Entries with figure data:
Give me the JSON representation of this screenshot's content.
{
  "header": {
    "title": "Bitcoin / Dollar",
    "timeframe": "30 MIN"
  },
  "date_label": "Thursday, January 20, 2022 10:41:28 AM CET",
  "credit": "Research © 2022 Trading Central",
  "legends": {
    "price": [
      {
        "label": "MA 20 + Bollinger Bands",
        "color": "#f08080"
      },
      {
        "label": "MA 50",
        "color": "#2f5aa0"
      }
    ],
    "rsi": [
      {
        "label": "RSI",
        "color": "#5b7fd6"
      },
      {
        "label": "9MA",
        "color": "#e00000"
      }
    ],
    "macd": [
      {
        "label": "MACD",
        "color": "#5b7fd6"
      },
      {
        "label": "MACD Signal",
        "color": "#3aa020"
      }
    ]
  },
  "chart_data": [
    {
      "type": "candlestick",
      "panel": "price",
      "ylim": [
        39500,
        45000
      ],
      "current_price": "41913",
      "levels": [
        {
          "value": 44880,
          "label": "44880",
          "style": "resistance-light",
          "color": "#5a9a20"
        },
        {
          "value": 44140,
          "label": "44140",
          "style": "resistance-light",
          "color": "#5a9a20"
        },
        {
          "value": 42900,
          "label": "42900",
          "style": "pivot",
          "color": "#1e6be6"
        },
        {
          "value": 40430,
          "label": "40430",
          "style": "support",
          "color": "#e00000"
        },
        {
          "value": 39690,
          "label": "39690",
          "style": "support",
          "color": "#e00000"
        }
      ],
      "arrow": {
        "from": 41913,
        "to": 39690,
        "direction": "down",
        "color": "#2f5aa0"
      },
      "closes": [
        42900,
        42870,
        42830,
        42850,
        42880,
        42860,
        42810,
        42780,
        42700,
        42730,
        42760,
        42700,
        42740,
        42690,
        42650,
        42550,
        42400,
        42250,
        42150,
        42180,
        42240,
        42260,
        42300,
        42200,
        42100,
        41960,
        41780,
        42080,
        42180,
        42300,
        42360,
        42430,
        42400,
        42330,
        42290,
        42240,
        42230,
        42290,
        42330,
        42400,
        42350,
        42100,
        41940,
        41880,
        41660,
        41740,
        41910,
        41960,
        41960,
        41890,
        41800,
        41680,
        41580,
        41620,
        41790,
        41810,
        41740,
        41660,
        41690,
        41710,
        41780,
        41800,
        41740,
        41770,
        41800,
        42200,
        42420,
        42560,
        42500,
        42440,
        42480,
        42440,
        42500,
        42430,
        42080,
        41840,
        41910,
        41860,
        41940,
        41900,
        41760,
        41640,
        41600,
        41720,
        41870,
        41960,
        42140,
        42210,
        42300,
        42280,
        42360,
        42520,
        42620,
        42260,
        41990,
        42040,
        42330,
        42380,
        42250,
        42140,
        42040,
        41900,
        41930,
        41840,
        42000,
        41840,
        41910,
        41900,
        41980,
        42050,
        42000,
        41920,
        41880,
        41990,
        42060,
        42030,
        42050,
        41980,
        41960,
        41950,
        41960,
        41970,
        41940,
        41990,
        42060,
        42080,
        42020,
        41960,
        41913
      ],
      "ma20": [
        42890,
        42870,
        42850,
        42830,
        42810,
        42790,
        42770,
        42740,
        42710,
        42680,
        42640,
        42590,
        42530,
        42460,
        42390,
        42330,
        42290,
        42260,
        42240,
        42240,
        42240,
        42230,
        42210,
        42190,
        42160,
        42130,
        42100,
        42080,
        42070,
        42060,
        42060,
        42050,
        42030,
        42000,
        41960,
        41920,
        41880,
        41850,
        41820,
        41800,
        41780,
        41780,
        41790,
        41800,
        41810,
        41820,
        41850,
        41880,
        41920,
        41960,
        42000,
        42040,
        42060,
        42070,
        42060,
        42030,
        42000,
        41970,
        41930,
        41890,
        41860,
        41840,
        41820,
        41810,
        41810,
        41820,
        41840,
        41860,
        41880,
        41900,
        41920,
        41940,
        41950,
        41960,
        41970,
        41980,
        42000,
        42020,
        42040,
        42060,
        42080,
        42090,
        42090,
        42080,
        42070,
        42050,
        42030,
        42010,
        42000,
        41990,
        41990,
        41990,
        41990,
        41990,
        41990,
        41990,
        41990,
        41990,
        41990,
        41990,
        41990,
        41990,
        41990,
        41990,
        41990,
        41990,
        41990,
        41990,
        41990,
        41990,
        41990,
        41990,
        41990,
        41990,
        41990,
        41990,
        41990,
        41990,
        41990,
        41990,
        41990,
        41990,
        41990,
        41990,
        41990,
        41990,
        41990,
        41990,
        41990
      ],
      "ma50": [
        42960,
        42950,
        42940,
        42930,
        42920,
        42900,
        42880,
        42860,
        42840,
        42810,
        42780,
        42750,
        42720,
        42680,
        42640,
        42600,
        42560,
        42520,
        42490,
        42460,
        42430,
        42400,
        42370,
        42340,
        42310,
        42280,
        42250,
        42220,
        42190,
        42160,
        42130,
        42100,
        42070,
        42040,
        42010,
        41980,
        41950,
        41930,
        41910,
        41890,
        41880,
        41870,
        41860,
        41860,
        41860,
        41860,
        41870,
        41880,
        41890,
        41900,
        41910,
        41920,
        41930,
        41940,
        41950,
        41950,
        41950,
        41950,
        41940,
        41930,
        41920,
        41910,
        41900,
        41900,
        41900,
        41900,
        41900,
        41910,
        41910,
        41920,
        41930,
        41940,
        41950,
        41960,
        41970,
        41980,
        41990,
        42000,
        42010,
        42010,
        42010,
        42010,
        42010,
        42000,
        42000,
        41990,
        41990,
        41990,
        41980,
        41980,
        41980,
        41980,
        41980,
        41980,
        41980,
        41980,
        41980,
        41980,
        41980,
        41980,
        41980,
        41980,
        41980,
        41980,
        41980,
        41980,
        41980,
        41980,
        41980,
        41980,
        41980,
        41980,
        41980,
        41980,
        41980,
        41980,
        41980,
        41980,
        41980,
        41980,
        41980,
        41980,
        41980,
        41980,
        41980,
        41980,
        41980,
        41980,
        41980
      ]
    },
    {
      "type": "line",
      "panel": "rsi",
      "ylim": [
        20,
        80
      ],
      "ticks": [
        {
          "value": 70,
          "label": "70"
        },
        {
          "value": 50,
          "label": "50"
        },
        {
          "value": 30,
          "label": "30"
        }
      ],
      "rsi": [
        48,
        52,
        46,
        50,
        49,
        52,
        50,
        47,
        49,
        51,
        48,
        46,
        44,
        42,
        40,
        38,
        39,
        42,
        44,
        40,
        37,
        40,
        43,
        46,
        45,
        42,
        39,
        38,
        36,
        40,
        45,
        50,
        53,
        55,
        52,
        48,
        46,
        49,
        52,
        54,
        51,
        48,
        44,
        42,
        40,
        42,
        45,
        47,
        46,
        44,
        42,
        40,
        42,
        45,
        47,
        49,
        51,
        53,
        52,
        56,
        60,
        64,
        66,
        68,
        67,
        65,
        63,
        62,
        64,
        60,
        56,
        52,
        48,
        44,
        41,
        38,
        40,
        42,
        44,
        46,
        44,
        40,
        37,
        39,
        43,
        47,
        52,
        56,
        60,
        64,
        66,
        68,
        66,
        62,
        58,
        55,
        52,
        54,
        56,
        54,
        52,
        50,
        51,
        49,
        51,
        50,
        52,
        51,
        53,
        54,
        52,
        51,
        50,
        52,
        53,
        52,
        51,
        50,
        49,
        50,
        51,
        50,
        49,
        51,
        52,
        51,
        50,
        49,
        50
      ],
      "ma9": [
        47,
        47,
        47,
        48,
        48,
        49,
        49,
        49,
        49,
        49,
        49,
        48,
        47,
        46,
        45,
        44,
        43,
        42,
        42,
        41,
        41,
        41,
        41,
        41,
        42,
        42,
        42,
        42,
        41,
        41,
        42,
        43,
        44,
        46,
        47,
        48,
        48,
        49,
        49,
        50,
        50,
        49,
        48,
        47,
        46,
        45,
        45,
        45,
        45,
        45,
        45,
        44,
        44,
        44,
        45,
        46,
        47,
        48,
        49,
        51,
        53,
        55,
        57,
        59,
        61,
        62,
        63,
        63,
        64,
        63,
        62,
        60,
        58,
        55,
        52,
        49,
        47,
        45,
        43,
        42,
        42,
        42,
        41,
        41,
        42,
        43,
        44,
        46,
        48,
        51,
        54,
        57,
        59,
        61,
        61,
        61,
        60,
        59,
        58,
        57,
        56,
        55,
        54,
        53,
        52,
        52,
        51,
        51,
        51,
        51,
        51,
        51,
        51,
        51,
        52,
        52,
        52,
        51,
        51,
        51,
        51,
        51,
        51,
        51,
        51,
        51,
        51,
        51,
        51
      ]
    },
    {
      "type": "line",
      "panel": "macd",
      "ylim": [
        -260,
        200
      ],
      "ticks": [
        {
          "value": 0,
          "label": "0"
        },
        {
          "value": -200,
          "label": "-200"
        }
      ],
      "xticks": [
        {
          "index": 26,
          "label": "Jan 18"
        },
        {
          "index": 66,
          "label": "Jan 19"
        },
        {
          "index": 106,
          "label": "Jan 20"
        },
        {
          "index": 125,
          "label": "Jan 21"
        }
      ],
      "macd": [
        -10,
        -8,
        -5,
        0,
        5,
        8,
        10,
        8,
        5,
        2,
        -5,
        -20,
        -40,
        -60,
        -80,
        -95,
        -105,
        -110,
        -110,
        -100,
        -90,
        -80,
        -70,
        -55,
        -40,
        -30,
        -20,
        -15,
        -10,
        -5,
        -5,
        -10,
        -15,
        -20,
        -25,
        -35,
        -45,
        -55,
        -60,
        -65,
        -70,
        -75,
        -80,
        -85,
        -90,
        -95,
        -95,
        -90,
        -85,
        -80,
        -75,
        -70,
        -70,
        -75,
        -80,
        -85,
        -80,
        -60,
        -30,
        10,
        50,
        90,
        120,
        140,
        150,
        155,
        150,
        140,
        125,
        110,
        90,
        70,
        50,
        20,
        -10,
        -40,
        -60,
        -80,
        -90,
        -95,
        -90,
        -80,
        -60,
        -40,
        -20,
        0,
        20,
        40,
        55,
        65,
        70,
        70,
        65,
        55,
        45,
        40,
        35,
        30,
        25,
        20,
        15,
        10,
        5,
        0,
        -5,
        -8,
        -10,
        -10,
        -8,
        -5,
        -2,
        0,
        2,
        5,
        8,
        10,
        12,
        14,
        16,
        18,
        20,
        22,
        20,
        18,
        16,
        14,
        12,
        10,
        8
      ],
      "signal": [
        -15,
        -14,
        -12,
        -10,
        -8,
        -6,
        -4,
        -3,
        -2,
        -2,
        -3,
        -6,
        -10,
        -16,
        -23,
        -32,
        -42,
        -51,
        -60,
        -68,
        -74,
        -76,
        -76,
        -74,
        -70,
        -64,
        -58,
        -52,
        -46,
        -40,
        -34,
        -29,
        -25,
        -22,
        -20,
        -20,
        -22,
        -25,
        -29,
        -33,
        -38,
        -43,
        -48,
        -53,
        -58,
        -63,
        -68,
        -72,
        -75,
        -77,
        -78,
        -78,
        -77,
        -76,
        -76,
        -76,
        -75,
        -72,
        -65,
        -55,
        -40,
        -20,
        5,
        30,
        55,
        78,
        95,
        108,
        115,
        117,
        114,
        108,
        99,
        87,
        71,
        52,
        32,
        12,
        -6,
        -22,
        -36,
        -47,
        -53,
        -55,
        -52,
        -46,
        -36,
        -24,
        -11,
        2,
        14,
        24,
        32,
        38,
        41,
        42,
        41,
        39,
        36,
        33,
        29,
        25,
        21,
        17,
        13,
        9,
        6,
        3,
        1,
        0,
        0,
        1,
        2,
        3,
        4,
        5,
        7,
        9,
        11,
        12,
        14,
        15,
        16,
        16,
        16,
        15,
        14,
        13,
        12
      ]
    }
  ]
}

Exercise task: Wherever a line in the data above holds "value", copy that line.

Correct result:
          "value": 44880,
          "value": 44140,
          "value": 42900,
          "value": 40430,
          "value": 39690,
          "value": 70,
          "value": 50,
          "value": 30,
          "value": 0,
          "value": -200,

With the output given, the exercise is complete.